DOCUMENT SECTION:
◇ ◇ ◇ ◇ ◇
Jarrell Dillard, Tribune News Service
Progressive groups see an opening to expand their influence in Congress thanks to President Joe Biden.
With three special elections in coming months to replace Democratic House members tapped by Biden for jobs in his administration, the organisations that helped elect Rep. Alexandria Ocasio-Cortez and other young progressives in recent elections see those races as chances to nudge the Democratic caucus further to the left.
“The more seats that progressives hold in Congress, the more leverage and power they have over legislative negotiations that occur in Congress,” said Waleed Shahid, spokesperson for Justice Democrats, which made its mark backing Ocasio-Cortez and other members of the so-called squad in the 2018 election.
All three special elections are in solidly Democratic districts, so the results won’t change the balance of power in the House, and they are to replace liberal lawmakers. But Justice Democrats and other progressive groups are aiming to keep shifting the centre of gravity in the Democratic caucus further left — potentially adding to the challenges of Democrats from swing districts trying to hold on to their seats in next year’s midterm election to preserve the party’s narrow House majority.
The first election is for a Louisiana seat vacated by Cedric Richmond, now Biden’s head of public engagement. That race is going to a run-off in April between progressive candidate Karen Carter Peterson and centrist Troy Carter.
Primaries for the special election to fill the Ohio seat vacated by Marcia Fudge, now the secretary of Housing and Urban Development, will be held in August, with the general election taking place in November. Progressives are backing Nina Turner, while establishment Democrats are rallying behind Shontel Brown, chair of the Democratic Party in Cuyahoga County, Ohio. Turner has been endorsed by both the Congressional Progressive Caucus Political Action Committee and Justice Democrats.
◇ ◇ ◇ ◇ ◇
RECORDS SHOWN:
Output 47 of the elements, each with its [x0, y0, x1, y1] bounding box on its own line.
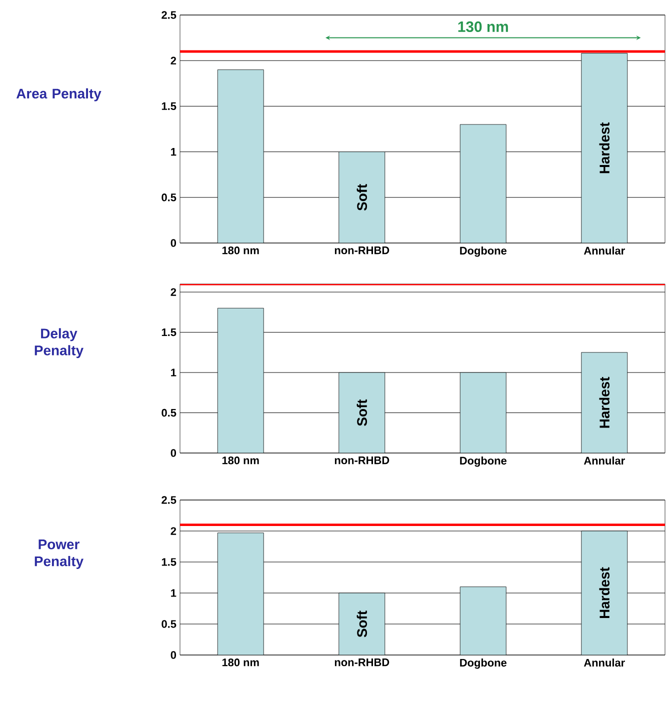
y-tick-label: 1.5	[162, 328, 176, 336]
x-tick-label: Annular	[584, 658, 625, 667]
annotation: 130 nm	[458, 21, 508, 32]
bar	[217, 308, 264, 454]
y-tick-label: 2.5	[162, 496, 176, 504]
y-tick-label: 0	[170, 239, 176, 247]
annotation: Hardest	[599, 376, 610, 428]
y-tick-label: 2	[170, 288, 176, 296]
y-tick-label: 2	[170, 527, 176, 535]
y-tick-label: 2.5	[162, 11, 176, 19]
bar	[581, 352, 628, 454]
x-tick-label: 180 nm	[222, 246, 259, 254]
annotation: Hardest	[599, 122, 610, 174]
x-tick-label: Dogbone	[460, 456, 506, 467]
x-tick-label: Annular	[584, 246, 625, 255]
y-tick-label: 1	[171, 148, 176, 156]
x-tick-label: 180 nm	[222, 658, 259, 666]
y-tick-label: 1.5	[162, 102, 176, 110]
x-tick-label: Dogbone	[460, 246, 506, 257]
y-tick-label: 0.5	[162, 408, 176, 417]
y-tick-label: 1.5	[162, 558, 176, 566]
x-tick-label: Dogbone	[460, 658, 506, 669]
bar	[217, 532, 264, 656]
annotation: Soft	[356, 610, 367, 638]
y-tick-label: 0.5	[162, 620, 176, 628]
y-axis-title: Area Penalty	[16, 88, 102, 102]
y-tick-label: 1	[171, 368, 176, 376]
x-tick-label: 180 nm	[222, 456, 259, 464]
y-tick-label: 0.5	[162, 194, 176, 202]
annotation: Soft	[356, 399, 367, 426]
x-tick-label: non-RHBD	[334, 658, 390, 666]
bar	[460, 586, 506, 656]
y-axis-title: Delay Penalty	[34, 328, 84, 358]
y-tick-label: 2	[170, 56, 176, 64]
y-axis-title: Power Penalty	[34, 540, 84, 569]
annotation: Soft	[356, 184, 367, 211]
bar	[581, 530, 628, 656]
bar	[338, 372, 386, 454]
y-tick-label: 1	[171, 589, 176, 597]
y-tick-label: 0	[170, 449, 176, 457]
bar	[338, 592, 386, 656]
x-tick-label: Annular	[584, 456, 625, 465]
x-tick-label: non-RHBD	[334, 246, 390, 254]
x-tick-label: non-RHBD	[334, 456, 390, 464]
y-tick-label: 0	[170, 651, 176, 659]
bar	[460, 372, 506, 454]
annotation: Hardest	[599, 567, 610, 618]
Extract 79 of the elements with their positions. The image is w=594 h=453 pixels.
◇ ◇ ◇ ◇ ◇
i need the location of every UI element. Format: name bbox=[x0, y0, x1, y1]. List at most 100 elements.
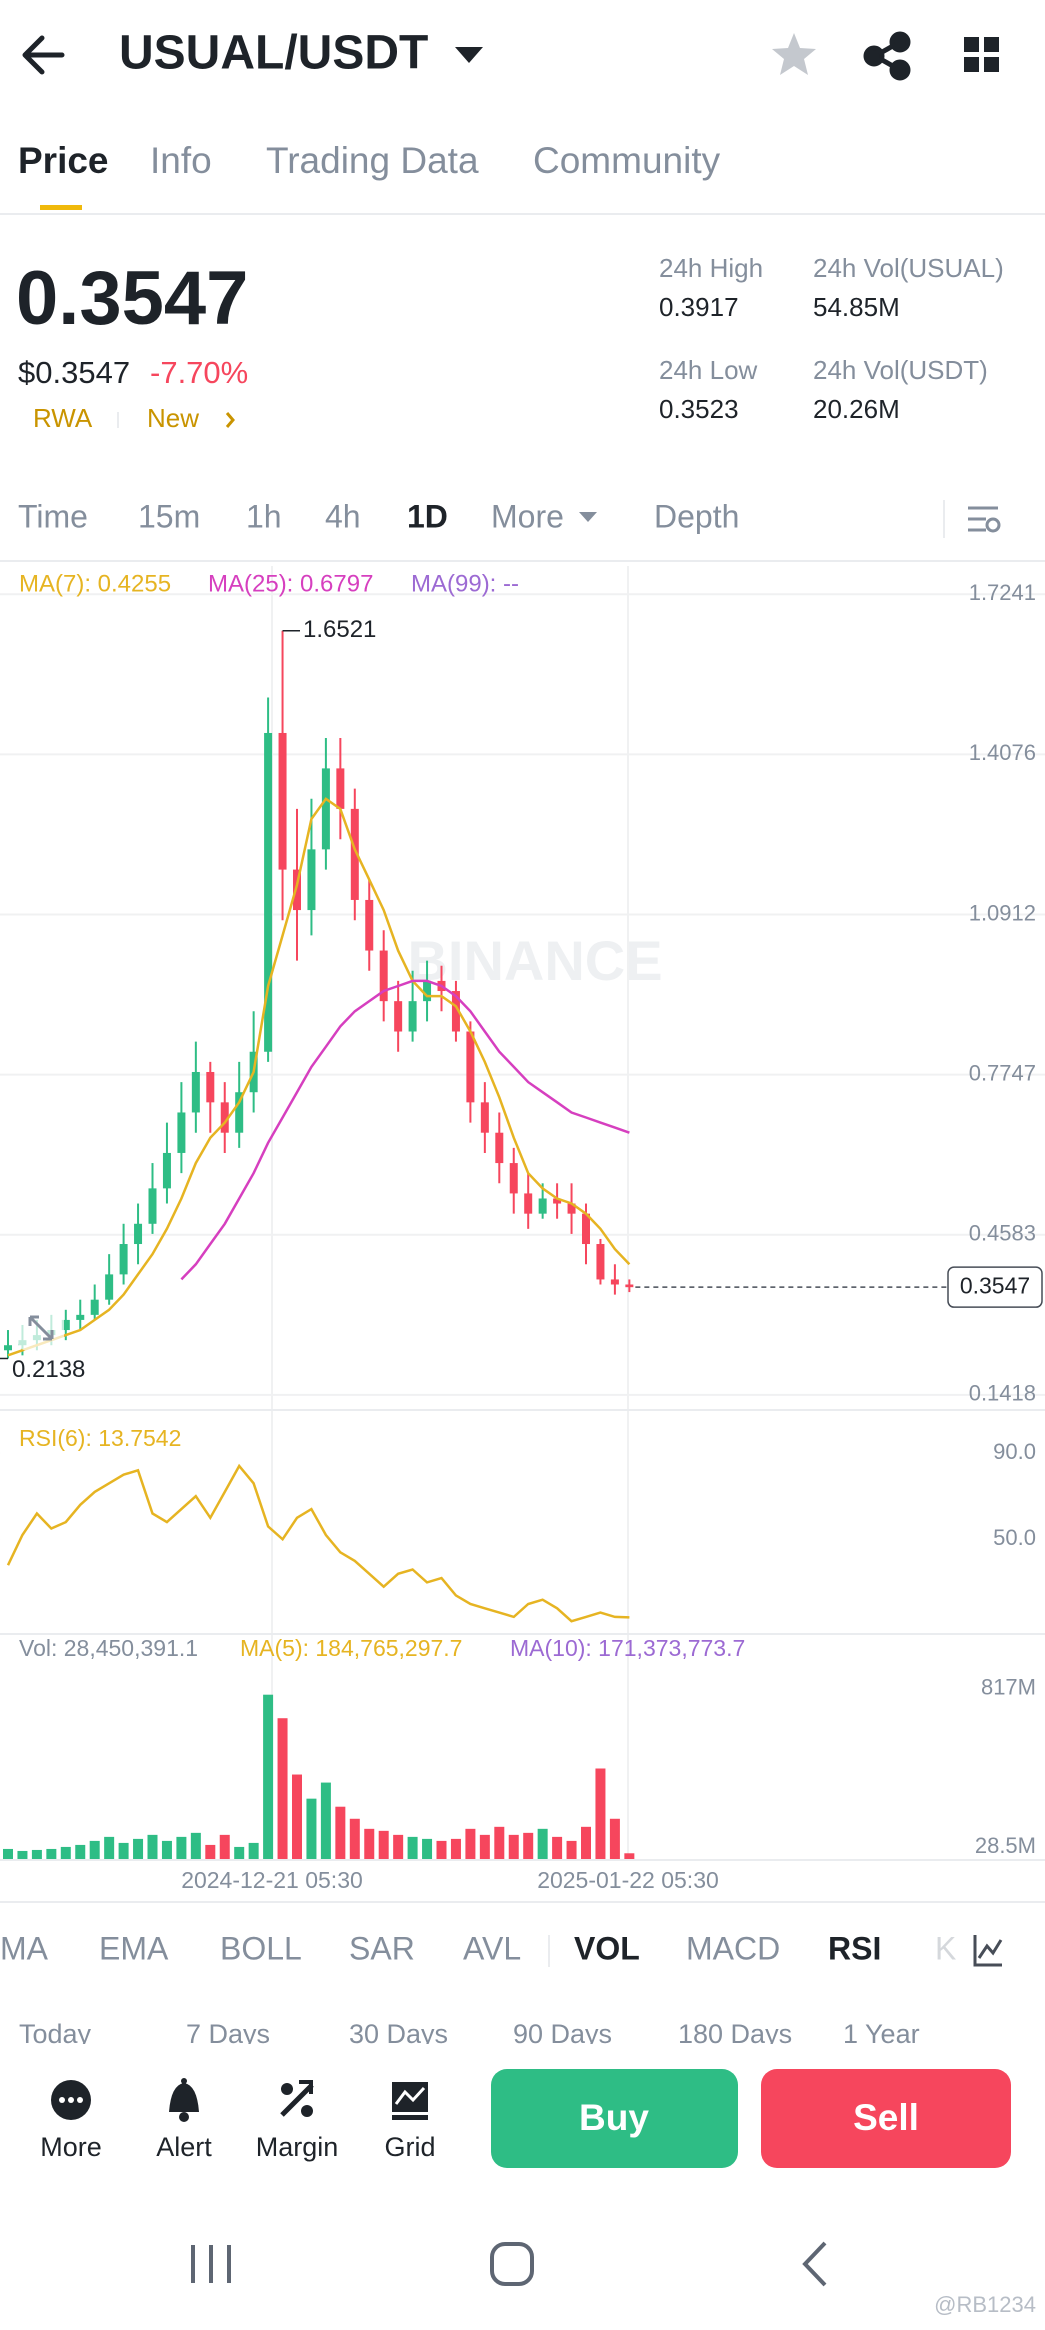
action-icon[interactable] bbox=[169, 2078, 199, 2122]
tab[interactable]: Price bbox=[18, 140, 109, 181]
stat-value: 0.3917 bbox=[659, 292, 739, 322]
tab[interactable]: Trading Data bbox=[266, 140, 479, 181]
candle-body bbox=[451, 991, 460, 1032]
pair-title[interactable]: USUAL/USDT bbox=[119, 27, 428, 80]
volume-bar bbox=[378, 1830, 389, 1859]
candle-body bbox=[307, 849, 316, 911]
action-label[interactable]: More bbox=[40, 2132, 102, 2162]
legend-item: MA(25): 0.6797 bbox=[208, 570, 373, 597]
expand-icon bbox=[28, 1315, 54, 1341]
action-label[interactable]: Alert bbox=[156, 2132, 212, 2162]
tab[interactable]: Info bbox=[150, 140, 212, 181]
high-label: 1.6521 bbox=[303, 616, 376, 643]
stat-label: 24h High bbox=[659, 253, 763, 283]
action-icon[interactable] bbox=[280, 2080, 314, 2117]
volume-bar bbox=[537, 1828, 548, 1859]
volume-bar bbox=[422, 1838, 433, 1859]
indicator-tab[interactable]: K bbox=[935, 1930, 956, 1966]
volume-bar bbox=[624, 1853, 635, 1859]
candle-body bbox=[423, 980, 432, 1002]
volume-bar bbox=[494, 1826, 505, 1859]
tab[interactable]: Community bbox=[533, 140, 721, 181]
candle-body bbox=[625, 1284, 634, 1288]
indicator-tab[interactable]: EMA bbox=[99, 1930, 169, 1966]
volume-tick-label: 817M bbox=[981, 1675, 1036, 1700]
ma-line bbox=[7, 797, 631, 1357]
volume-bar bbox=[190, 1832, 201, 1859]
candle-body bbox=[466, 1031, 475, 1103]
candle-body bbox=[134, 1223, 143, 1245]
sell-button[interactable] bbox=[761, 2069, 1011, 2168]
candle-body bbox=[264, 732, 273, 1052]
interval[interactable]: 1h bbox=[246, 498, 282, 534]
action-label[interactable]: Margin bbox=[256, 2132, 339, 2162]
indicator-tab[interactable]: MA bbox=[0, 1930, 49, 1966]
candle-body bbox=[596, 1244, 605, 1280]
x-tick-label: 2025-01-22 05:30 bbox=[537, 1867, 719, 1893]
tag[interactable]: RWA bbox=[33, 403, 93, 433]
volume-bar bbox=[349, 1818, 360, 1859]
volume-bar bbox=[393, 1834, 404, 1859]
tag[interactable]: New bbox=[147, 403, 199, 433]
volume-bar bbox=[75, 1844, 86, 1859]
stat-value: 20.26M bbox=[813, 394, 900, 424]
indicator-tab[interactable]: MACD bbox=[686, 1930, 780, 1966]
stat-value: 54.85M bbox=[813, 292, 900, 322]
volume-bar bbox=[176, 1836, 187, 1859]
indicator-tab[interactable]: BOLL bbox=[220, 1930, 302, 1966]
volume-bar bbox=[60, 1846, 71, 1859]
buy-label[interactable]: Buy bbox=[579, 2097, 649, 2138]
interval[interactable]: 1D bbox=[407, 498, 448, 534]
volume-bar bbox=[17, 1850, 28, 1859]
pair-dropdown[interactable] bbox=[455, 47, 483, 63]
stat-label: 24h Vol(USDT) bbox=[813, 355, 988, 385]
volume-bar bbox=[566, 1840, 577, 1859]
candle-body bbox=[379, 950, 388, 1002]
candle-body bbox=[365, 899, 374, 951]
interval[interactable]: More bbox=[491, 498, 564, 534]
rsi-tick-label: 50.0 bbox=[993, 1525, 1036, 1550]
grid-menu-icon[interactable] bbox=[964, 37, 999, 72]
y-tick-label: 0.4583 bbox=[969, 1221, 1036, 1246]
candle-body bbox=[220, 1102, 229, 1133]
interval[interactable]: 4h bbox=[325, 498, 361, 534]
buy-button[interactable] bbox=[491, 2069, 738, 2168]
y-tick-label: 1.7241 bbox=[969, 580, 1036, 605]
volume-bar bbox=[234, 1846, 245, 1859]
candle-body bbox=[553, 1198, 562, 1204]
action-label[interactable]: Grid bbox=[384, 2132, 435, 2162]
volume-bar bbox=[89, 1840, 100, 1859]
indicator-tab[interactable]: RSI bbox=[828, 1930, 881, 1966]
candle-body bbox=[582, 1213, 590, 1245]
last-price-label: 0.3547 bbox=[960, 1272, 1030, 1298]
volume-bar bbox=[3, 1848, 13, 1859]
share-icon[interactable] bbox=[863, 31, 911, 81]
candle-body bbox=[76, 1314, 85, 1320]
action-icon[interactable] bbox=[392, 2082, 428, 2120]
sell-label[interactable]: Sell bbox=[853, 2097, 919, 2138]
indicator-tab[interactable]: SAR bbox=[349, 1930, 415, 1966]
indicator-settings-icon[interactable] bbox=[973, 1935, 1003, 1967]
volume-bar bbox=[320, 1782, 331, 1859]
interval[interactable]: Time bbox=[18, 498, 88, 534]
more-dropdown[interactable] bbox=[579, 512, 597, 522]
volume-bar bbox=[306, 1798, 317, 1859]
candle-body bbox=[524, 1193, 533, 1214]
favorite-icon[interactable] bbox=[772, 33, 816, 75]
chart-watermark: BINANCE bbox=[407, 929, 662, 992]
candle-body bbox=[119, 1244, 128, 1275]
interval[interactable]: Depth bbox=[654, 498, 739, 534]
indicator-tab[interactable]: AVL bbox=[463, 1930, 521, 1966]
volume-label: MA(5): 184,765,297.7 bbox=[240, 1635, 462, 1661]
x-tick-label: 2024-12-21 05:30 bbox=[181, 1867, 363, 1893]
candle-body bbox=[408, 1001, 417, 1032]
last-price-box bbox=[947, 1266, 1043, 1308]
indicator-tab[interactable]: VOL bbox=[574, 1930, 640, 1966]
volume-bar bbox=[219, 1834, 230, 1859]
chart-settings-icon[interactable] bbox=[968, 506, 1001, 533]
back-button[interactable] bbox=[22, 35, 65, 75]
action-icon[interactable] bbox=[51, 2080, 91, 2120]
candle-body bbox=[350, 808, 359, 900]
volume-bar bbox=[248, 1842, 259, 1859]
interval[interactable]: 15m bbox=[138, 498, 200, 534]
◇ ◇ ◇ ◇ ◇
PROBLEMS TO WORK ON:
**1)** Transcribe the passage of the article on progressive groups and the special House elections starting at "The first election" and ending at "and Justice Democrats.".
**2)** Pick up the article on progressive groups and the special House elections after its last sentence and continue writing it.
The material comes from a separate source and has no connection to the article on progressive groups and the special House elections.

IN RESPONSE:
**1)**
The first election is for a Louisiana seat vacated by Cedric Richmond, now Biden’s head of public engagement. That race is going to a run-off in April between progressive candidate Karen Carter Peterson and centrist Troy Carter.
Primaries for the special election to fill the Ohio seat vacated by Marcia Fudge, now the secretary of Housing and Urban Development, will be held in August, with the general election taking place in November. Progressives are backing Nina Turner, while establishment Democrats are rallying behind Shontel Brown, chair of the Democratic Party in Cuyahoga County, Ohio. Turner has been endorsed by both the Congressional Progressive Caucus Political Action Committee and Justice Democrats.

**2)**
Biden’s new secretary of the Interior, Deb Haaland, is the first Native American to hold the role and an advocate for the Green New Deal. Her New Mexico House seat will also be filled in a special election. The Congressional Progressive Caucus PAC has not endorsed anyone for that June 1 special election, but is looking to do so in about a week.
Fudge and Haaland both were part of the Congressional Progressive Caucus, which has about 90 members and roots going back to 1991. But newer groups like Justice Democrats and the Sunrise Movement, which is focused on climate change, have been pushing Democrats to move more aggressively on progressive policy priorities and backing challengers to centrist Democratic incumbents.
Rep. Mark Pocan of Wisconsin, co-chair of the Progressive Caucus PAC, said the new crop of progressives elected in 2018 and 2020 are changing the caucus and the overall movement.
”It’s a really talented group of younger progressives that got elected,” Pocan said. They’re “people who bring real-life experience from their communities, often as organizers, something we don’t have nearly enough of in Congress.”
Pocan sees increasing progressive ranks in Congress as a way to get their proposals moved forward in a “faster and more aggressive” way.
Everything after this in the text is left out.